---- THE INPUT

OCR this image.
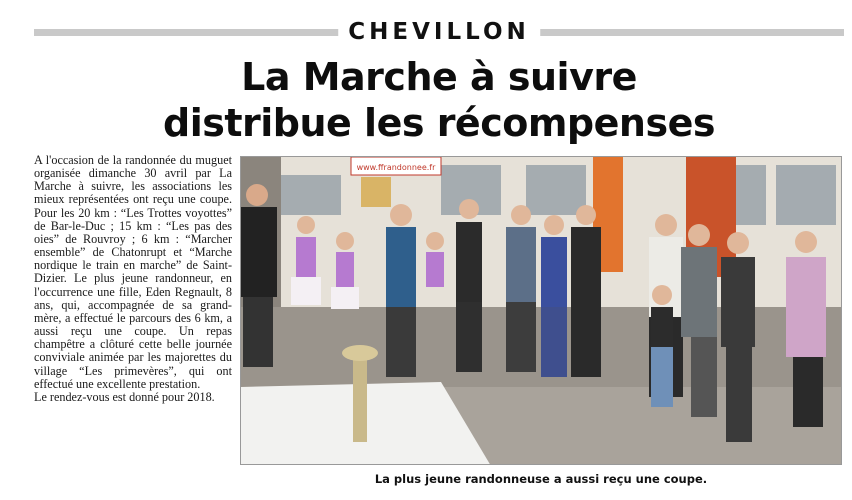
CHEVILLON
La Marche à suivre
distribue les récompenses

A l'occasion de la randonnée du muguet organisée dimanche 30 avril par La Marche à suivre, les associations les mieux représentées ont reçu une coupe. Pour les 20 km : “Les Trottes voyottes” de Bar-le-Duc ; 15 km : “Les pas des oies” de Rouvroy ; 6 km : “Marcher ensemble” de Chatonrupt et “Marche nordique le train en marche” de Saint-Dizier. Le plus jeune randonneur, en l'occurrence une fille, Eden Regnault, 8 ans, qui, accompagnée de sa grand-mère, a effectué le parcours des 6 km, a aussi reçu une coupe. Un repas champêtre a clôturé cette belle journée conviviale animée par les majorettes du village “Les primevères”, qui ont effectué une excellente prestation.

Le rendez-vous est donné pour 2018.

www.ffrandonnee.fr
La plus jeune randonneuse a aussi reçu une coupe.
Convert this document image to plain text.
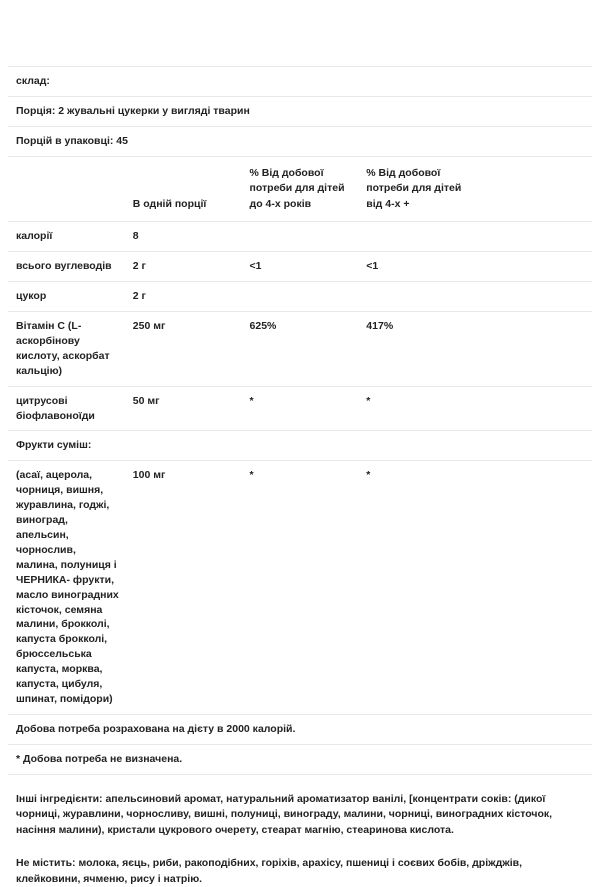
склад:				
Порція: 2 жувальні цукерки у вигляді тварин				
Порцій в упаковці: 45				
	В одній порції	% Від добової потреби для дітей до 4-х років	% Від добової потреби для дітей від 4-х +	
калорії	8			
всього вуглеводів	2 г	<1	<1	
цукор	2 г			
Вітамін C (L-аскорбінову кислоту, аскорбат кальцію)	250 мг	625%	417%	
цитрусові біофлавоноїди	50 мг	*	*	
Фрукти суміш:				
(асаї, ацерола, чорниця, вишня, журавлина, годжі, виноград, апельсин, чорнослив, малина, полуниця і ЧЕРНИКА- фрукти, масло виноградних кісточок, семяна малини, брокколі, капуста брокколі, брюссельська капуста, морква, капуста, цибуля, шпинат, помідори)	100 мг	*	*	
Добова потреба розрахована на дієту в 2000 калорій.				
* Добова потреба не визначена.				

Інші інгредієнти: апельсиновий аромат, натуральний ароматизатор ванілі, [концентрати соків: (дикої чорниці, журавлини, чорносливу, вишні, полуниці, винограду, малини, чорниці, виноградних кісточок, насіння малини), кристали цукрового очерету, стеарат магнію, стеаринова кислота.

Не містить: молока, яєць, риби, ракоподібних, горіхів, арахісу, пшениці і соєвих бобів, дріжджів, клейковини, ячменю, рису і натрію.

--------

__GIVEN EXERCISE__
Make an exact copy of only those lines that run from the line with "Convert this document image to plain text." through the end of the records, excluding pictures.

__SOLUTION FOR THIS EXERCISE__
Convert this document image to plain text.
склад:				
Порція: 2 жувальні цукерки у вигляді тварин				
Порцій в упаковці: 45				
	В одній порції	% Від добової потреби для дітей до 4-х років	% Від добової потреби для дітей від 4-х +	
калорії	8			
всього вуглеводів	2 г	<1	<1	
цукор	2 г			
Вітамін C (L-аскорбінову кислоту, аскорбат кальцію)	250 мг	625%	417%	
цитрусові біофлавоноїди	50 мг	*	*	
Фрукти суміш:				
(асаї, ацерола, чорниця, вишня, журавлина, годжі, виноград, апельсин, чорнослив, малина, полуниця і ЧЕРНИКА- фрукти, масло виноградних кісточок, семяна малини, брокколі, капуста брокколі, брюссельська капуста, морква, капуста, цибуля, шпинат, помідори)	100 мг	*	*	
Добова потреба розрахована на дієту в 2000 калорій.				
* Добова потреба не визначена.				

Інші інгредієнти: апельсиновий аромат, натуральний ароматизатор ванілі, [концентрати соків: (дикої чорниці, журавлини, чорносливу, вишні, полуниці, винограду, малини, чорниці, виноградних кісточок, насіння малини), кристали цукрового очерету, стеарат магнію, стеаринова кислота.

Не містить: молока, яєць, риби, ракоподібних, горіхів, арахісу, пшениці і соєвих бобів, дріжджів, клейковини, ячменю, рису і натрію.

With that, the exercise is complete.